• [Task to complete]: All of the records below should be output exactly.

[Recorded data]
#####
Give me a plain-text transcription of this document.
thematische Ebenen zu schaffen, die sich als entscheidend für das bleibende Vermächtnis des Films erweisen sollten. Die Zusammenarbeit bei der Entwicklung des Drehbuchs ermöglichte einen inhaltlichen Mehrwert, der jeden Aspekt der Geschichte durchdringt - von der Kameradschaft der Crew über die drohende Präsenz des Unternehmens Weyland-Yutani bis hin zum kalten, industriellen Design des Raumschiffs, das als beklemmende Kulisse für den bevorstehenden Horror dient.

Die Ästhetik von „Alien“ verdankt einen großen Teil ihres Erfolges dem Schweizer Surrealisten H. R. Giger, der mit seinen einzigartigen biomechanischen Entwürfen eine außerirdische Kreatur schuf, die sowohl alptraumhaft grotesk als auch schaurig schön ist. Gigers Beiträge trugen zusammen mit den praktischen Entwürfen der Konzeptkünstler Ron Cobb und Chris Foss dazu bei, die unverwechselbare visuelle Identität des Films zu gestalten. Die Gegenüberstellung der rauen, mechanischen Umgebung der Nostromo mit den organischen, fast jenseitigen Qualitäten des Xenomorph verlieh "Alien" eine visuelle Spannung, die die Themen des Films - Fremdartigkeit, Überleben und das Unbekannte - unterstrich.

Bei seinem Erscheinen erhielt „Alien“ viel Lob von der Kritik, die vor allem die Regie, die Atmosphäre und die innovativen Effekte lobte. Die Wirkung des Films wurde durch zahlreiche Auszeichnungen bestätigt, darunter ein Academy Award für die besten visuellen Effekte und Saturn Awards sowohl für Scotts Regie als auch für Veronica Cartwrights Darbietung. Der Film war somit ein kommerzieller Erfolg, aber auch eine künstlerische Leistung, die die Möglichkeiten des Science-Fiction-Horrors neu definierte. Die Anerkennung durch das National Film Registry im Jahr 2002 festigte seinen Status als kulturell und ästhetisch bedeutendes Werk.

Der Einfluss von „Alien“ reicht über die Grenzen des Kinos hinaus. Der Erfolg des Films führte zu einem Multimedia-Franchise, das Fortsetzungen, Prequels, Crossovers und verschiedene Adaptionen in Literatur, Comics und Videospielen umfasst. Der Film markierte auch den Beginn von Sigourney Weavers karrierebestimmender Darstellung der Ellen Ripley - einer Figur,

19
#####
• [Worked solution]:
Give me a plain-text transcription of this document.
thematische Ebenen zu schaffen, die sich als entscheidend für das bleibende Vermächtnis des Films erweisen sollten. Die Zusammenarbeit bei der Entwicklung des Drehbuchs ermöglichte einen inhaltlichen Mehrwert, der jeden Aspekt der Geschichte durchdringt - von der Kameradschaft der Crew über die drohende Präsenz des Unternehmens Weyland-Yutani bis hin zum kalten, industriellen Design des Raumschiffs, das als beklemmende Kulisse für den bevorstehenden Horror dient.

Die Ästhetik von „Alien“ verdankt einen großen Teil ihres Erfolges dem Schweizer Surrealisten H. R. Giger, der mit seinen einzigartigen biomechanischen Entwürfen eine außerirdische Kreatur schuf, die sowohl alptraumhaft grotesk als auch schaurig schön ist. Gigers Beiträge trugen zusammen mit den praktischen Entwürfen der Konzeptkünstler Ron Cobb und Chris Foss dazu bei, die unverwechselbare visuelle Identität des Films zu gestalten. Die Gegenüberstellung der rauen, mechanischen Umgebung der Nostromo mit den organischen, fast jenseitigen Qualitäten des Xenomorph verlieh "Alien" eine visuelle Spannung, die die Themen des Films - Fremdartigkeit, Überleben und das Unbekannte - unterstrich.

Bei seinem Erscheinen erhielt „Alien“ viel Lob von der Kritik, die vor allem die Regie, die Atmosphäre und die innovativen Effekte lobte. Die Wirkung des Films wurde durch zahlreiche Auszeichnungen bestätigt, darunter ein Academy Award für die besten visuellen Effekte und Saturn Awards sowohl für Scotts Regie als auch für Veronica Cartwrights Darbietung. Der Film war somit ein kommerzieller Erfolg, aber auch eine künstlerische Leistung, die die Möglichkeiten des Science-Fiction-Horrors neu definierte. Die Anerkennung durch das National Film Registry im Jahr 2002 festigte seinen Status als kulturell und ästhetisch bedeutendes Werk.

Der Einfluss von „Alien“ reicht über die Grenzen des Kinos hinaus. Der Erfolg des Films führte zu einem Multimedia-Franchise, das Fortsetzungen, Prequels, Crossovers und verschiedene Adaptionen in Literatur, Comics und Videospielen umfasst. Der Film markierte auch den Beginn von Sigourney Weavers karrierebestimmender Darstellung der Ellen Ripley - einer Figur,

19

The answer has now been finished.